Will you print the material below without altering a single character?

============================================================

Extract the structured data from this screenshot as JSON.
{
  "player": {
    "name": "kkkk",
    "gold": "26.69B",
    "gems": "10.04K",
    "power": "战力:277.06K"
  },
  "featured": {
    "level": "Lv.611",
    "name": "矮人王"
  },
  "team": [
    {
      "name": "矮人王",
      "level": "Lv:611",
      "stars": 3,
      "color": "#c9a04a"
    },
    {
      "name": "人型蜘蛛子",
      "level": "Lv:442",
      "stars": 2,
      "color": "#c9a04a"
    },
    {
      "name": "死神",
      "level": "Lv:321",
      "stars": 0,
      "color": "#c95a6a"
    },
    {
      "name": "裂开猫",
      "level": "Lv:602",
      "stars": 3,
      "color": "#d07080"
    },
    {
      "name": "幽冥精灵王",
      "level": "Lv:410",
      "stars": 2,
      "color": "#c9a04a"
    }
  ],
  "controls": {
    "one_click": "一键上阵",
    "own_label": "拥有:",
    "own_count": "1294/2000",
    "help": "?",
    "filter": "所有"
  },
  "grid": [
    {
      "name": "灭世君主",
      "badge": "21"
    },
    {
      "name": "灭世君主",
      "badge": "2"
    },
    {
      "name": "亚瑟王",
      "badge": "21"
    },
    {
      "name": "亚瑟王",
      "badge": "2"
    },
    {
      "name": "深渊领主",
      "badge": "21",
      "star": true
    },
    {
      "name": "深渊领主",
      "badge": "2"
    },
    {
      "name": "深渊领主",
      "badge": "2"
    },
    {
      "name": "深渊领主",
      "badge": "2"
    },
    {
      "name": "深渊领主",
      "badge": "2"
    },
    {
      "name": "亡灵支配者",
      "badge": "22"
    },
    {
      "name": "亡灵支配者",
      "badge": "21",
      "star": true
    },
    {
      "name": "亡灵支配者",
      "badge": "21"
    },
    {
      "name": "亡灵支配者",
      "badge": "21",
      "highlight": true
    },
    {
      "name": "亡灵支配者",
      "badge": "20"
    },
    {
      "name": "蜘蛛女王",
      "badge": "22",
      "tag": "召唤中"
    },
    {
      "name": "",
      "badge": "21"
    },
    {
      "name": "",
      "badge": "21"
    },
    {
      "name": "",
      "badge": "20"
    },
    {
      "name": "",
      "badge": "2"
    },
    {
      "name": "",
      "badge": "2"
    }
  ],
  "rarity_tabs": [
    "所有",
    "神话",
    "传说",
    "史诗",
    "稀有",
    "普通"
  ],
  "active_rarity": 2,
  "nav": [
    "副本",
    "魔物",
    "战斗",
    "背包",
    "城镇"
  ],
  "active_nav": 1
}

============================================================

* Final result *
Extract the structured data from this screenshot as JSON.
{
  "player": {
    "name": "kkkk",
    "gold": "26.69B",
    "gems": "10.04K",
    "power": "战力:277.06K"
  },
  "featured": {
    "level": "Lv.611",
    "name": "矮人王"
  },
  "team": [
    {
      "name": "矮人王",
      "level": "Lv:611",
      "stars": 3,
      "color": "#c9a04a"
    },
    {
      "name": "人型蜘蛛子",
      "level": "Lv:442",
      "stars": 2,
      "color": "#c9a04a"
    },
    {
      "name": "死神",
      "level": "Lv:321",
      "stars": 0,
      "color": "#c95a6a"
    },
    {
      "name": "裂开猫",
      "level": "Lv:602",
      "stars": 3,
      "color": "#d07080"
    },
    {
      "name": "幽冥精灵王",
      "level": "Lv:410",
      "stars": 2,
      "color": "#c9a04a"
    }
  ],
  "controls": {
    "one_click": "一键上阵",
    "own_label": "拥有:",
    "own_count": "1294/2000",
    "help": "?",
    "filter": "所有"
  },
  "grid": [
    {
      "name": "灭世君主",
      "badge": "21"
    },
    {
      "name": "灭世君主",
      "badge": "2"
    },
    {
      "name": "亚瑟王",
      "badge": "21"
    },
    {
      "name": "亚瑟王",
      "badge": "2"
    },
    {
      "name": "深渊领主",
      "badge": "21",
      "star": true
    },
    {
      "name": "深渊领主",
      "badge": "2"
    },
    {
      "name": "深渊领主",
      "badge": "2"
    },
    {
      "name": "深渊领主",
      "badge": "2"
    },
    {
      "name": "深渊领主",
      "badge": "2"
    },
    {
      "name": "亡灵支配者",
      "badge": "22"
    },
    {
      "name": "亡灵支配者",
      "badge": "21",
      "star": true
    },
    {
      "name": "亡灵支配者",
      "badge": "21"
    },
    {
      "name": "亡灵支配者",
      "badge": "21",
      "highlight": true
    },
    {
      "name": "亡灵支配者",
      "badge": "20"
    },
    {
      "name": "蜘蛛女王",
      "badge": "22",
      "tag": "召唤中"
    },
    {
      "name": "",
      "badge": "21"
    },
    {
      "name": "",
      "badge": "21"
    },
    {
      "name": "",
      "badge": "20"
    },
    {
      "name": "",
      "badge": "2"
    },
    {
      "name": "",
      "badge": "2"
    }
  ],
  "rarity_tabs": [
    "所有",
    "神话",
    "传说",
    "史诗",
    "稀有",
    "普通"
  ],
  "active_rarity": 2,
  "nav": [
    "副本",
    "魔物",
    "战斗",
    "背包",
    "城镇"
  ],
  "active_nav": 1
}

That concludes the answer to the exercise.